> Description of the task: Each record below needs to be written out exactly as it reads.

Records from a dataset
—————
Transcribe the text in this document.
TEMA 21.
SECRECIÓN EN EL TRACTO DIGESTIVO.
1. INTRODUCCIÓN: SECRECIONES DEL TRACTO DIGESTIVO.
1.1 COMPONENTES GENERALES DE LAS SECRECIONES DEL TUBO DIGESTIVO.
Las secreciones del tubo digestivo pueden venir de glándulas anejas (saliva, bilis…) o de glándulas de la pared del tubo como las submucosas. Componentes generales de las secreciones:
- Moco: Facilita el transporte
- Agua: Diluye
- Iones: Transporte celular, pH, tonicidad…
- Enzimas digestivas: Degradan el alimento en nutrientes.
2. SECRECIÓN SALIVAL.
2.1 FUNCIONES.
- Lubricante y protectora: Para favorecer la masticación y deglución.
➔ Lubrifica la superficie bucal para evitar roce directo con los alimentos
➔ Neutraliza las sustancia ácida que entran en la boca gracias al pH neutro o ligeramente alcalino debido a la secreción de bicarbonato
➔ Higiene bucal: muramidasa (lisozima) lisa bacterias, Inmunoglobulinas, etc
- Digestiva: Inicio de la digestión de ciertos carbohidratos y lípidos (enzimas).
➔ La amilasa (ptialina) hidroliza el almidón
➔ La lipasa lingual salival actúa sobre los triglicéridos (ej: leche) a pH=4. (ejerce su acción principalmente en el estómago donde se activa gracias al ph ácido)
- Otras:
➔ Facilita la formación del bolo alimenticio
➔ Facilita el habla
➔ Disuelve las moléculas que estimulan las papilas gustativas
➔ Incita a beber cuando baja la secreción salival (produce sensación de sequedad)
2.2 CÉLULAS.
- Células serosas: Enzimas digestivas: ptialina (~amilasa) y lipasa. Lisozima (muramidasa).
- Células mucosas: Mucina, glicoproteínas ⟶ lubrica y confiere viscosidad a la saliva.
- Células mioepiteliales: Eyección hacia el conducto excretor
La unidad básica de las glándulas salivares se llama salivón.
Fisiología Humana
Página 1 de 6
—————
> Solution to the exercise:
Transcribe the text in this document.
TEMA 21.
SECRECIÓN EN EL TRACTO DIGESTIVO.
1. INTRODUCCIÓN: SECRECIONES DEL TRACTO DIGESTIVO.
1.1 COMPONENTES GENERALES DE LAS SECRECIONES DEL TUBO DIGESTIVO.
Las secreciones del tubo digestivo pueden venir de glándulas anejas (saliva, bilis…) o de glándulas de la pared del tubo como las submucosas. Componentes generales de las secreciones:
- Moco: Facilita el transporte
- Agua: Diluye
- Iones: Transporte celular, pH, tonicidad…
- Enzimas digestivas: Degradan el alimento en nutrientes.
2. SECRECIÓN SALIVAL.
2.1 FUNCIONES.
- Lubricante y protectora: Para favorecer la masticación y deglución.
➔ Lubrifica la superficie bucal para evitar roce directo con los alimentos
➔ Neutraliza las sustancia ácida que entran en la boca gracias al pH neutro o ligeramente alcalino debido a la secreción de bicarbonato
➔ Higiene bucal: muramidasa (lisozima) lisa bacterias, Inmunoglobulinas, etc
- Digestiva: Inicio de la digestión de ciertos carbohidratos y lípidos (enzimas).
➔ La amilasa (ptialina) hidroliza el almidón
➔ La lipasa lingual salival actúa sobre los triglicéridos (ej: leche) a pH=4. (ejerce su acción principalmente en el estómago donde se activa gracias al ph ácido)
- Otras:
➔ Facilita la formación del bolo alimenticio
➔ Facilita el habla
➔ Disuelve las moléculas que estimulan las papilas gustativas
➔ Incita a beber cuando baja la secreción salival (produce sensación de sequedad)
2.2 CÉLULAS.
- Células serosas: Enzimas digestivas: ptialina (~amilasa) y lipasa. Lisozima (muramidasa).
- Células mucosas: Mucina, glicoproteínas ⟶ lubrica y confiere viscosidad a la saliva.
- Células mioepiteliales: Eyección hacia el conducto excretor
La unidad básica de las glándulas salivares se llama salivón.
Fisiología Humana
Página 1 de 6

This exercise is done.